DIRECTION — Type out each of the lines below again, character for character.

ENTRIES SHOWN —

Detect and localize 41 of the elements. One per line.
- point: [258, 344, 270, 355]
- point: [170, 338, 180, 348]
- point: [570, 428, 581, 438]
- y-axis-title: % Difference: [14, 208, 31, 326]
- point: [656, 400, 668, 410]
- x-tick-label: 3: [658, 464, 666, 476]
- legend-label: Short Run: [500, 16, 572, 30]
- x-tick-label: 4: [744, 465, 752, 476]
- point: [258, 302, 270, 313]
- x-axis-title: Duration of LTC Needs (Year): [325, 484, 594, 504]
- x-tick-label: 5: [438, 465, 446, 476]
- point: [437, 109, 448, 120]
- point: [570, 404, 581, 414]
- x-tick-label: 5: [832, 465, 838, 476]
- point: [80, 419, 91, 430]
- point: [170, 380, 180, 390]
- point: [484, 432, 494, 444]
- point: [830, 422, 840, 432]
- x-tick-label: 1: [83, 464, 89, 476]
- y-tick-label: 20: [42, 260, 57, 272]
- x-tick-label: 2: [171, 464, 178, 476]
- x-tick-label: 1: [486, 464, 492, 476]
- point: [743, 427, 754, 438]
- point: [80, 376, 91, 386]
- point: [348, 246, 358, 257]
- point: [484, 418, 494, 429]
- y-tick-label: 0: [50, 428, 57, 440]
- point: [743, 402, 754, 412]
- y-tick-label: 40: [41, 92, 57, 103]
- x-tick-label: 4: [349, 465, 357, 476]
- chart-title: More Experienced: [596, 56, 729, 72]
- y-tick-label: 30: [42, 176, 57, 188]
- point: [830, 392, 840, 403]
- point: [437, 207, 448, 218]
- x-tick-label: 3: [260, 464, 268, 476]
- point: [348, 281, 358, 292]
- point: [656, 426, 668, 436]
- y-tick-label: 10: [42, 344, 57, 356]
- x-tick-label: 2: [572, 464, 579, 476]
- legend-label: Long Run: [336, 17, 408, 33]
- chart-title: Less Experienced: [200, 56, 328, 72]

RESULT OF THE TASK —
Detect and localize 41 of the elements. One per line.
- point: [258, 344, 270, 355]
- point: [170, 338, 180, 348]
- point: [570, 428, 581, 438]
- y-axis-title: % Difference: [14, 208, 31, 326]
- point: [656, 400, 668, 410]
- x-tick-label: 3: [658, 464, 666, 476]
- legend-label: Short Run: [500, 16, 572, 30]
- x-tick-label: 4: [744, 465, 752, 476]
- point: [258, 302, 270, 313]
- x-axis-title: Duration of LTC Needs (Year): [325, 484, 594, 504]
- x-tick-label: 5: [438, 465, 446, 476]
- point: [437, 109, 448, 120]
- point: [570, 404, 581, 414]
- x-tick-label: 5: [832, 465, 838, 476]
- point: [80, 419, 91, 430]
- point: [170, 380, 180, 390]
- point: [484, 432, 494, 444]
- point: [830, 422, 840, 432]
- x-tick-label: 1: [83, 464, 89, 476]
- y-tick-label: 20: [42, 260, 57, 272]
- x-tick-label: 2: [171, 464, 178, 476]
- x-tick-label: 1: [486, 464, 492, 476]
- point: [743, 427, 754, 438]
- point: [80, 376, 91, 386]
- point: [348, 246, 358, 257]
- point: [484, 418, 494, 429]
- y-tick-label: 0: [50, 428, 57, 440]
- point: [743, 402, 754, 412]
- y-tick-label: 40: [41, 92, 57, 103]
- x-tick-label: 4: [349, 465, 357, 476]
- chart-title: More Experienced: [596, 56, 729, 72]
- y-tick-label: 30: [42, 176, 57, 188]
- point: [830, 392, 840, 403]
- point: [437, 207, 448, 218]
- x-tick-label: 3: [260, 464, 268, 476]
- point: [348, 281, 358, 292]
- point: [656, 426, 668, 436]
- y-tick-label: 10: [42, 344, 57, 356]
- x-tick-label: 2: [572, 464, 579, 476]
- legend-label: Long Run: [336, 17, 408, 33]
- chart-title: Less Experienced: [200, 56, 328, 72]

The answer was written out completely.